Set exercise:
Look through the data for the string "Reconstruction". Copy every line where it is found.

Stored data:
+ + + + +
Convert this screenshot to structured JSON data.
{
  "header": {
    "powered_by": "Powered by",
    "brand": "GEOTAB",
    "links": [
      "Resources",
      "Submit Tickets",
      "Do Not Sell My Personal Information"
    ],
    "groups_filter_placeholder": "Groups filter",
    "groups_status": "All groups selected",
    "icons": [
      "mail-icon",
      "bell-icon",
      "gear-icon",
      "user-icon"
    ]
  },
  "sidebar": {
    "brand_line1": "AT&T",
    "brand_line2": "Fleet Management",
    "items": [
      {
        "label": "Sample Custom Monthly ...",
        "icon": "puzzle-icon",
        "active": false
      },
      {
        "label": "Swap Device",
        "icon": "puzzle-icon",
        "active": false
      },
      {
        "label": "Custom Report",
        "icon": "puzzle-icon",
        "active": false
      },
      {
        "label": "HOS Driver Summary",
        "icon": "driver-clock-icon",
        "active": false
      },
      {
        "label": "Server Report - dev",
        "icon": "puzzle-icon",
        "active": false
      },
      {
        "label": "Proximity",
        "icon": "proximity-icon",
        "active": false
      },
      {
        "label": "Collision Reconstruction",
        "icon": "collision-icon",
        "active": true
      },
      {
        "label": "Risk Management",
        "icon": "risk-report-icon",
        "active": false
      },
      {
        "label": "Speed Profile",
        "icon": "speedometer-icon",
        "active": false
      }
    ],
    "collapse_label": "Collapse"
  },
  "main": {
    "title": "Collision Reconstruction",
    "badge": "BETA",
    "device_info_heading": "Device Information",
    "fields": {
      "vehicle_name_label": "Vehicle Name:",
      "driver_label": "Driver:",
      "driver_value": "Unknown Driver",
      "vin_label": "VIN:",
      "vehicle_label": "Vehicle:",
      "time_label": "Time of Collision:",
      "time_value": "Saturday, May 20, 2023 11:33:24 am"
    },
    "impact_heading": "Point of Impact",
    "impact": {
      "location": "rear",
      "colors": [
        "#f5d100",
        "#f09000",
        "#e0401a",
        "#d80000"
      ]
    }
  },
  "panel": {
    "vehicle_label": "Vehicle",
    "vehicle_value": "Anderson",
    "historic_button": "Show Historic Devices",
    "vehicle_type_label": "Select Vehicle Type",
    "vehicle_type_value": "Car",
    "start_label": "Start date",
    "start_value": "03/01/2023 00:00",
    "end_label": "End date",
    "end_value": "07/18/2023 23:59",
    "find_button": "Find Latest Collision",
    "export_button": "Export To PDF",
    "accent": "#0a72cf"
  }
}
+ + + + +
Output of the exercise:
        "label": "Collision Reconstruction",
    "title": "Collision Reconstruction",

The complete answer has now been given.